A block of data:
begin
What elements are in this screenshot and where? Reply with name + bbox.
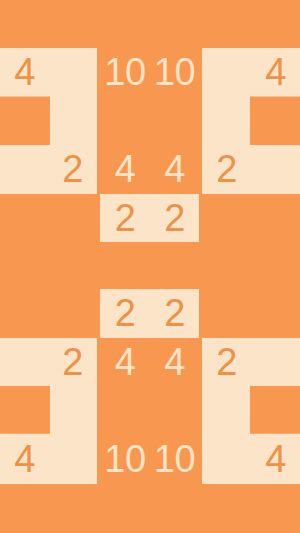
cell-number-r1c3[interactable]: 10	[100, 48, 150, 97]
cell-number-r3c3[interactable]: 4	[100, 145, 150, 193]
cell-number-r1c6[interactable]: 4	[251, 48, 300, 97]
cell-number-r8c4[interactable]: 10	[150, 434, 199, 484]
cell-number-r6c5[interactable]: 2	[202, 338, 251, 386]
cell-number-r5c3[interactable]: 2	[100, 289, 150, 338]
cell-number-r4c4[interactable]: 2	[150, 194, 199, 242]
game-board: 4 10 10 4 2 4 4 2 2 2 2 2 2 4 4 2 4 10 1…	[0, 0, 300, 533]
cell-number-r3c5[interactable]: 2	[202, 145, 251, 193]
cell-number-r5c4[interactable]: 2	[150, 289, 199, 338]
cell-number-r3c4[interactable]: 4	[150, 145, 199, 193]
cell-number-r8c1[interactable]: 4	[0, 434, 49, 484]
cell-number-r4c3[interactable]: 2	[100, 194, 150, 242]
cell-number-r6c2[interactable]: 2	[48, 338, 97, 386]
cell-number-r6c4[interactable]: 4	[150, 338, 199, 386]
cell-number-r6c3[interactable]: 4	[100, 338, 150, 386]
cell-number-r1c4[interactable]: 10	[150, 48, 199, 97]
cell-number-r1c1[interactable]: 4	[0, 48, 49, 97]
cell-number-r3c2[interactable]: 2	[48, 145, 97, 193]
cell-number-r8c6[interactable]: 4	[251, 434, 300, 484]
cell-number-r8c3[interactable]: 10	[100, 434, 150, 484]
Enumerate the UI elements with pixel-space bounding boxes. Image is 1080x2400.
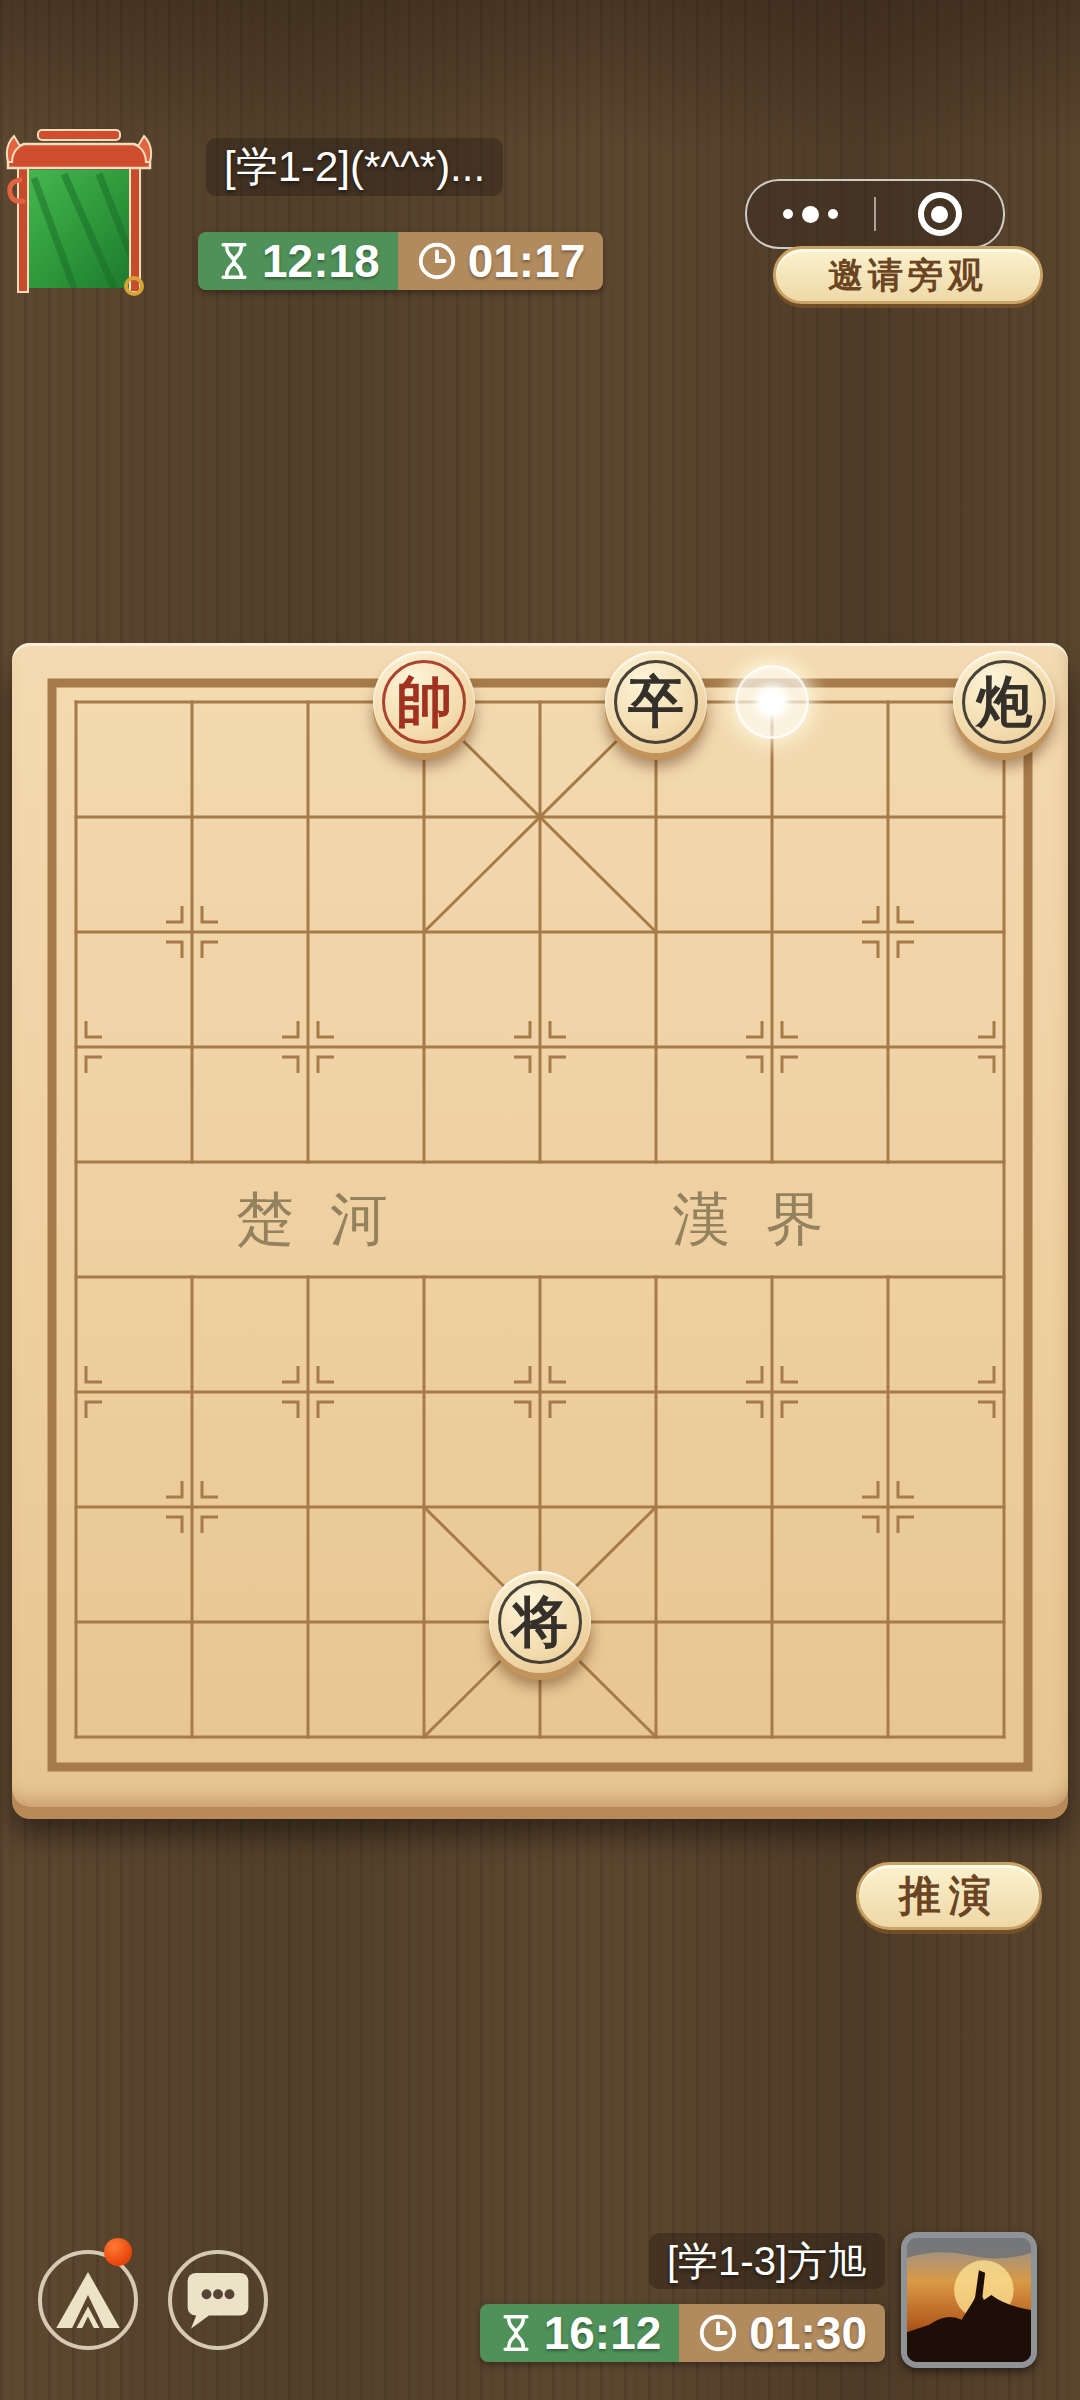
end
#### PROBLEM:
Rewrite every line of the records above, replacing "game-board" with "puzzle-grid" and leaving everything else unchanged. Omit the pictures.

#### WORKED SOLUTION:
What elements are in this screenshot and where? Reply with name + bbox.
cell-number-r1c3[interactable]: 10	[100, 48, 150, 97]
cell-number-r3c3[interactable]: 4	[100, 145, 150, 193]
cell-number-r1c6[interactable]: 4	[251, 48, 300, 97]
cell-number-r8c4[interactable]: 10	[150, 434, 199, 484]
cell-number-r6c5[interactable]: 2	[202, 338, 251, 386]
cell-number-r5c3[interactable]: 2	[100, 289, 150, 338]
cell-number-r4c4[interactable]: 2	[150, 194, 199, 242]
puzzle-grid: 4 10 10 4 2 4 4 2 2 2 2 2 2 4 4 2 4 10 1…	[0, 0, 300, 533]
cell-number-r3c5[interactable]: 2	[202, 145, 251, 193]
cell-number-r5c4[interactable]: 2	[150, 289, 199, 338]
cell-number-r3c4[interactable]: 4	[150, 145, 199, 193]
cell-number-r8c1[interactable]: 4	[0, 434, 49, 484]
cell-number-r4c3[interactable]: 2	[100, 194, 150, 242]
cell-number-r6c2[interactable]: 2	[48, 338, 97, 386]
cell-number-r6c4[interactable]: 4	[150, 338, 199, 386]
cell-number-r6c3[interactable]: 4	[100, 338, 150, 386]
cell-number-r1c4[interactable]: 10	[150, 48, 199, 97]
cell-number-r1c1[interactable]: 4	[0, 48, 49, 97]
cell-number-r3c2[interactable]: 2	[48, 145, 97, 193]
cell-number-r8c6[interactable]: 4	[251, 434, 300, 484]
cell-number-r8c3[interactable]: 10	[100, 434, 150, 484]
Enumerate the UI elements with pixel-space bounding boxes. Image is 1080x2400.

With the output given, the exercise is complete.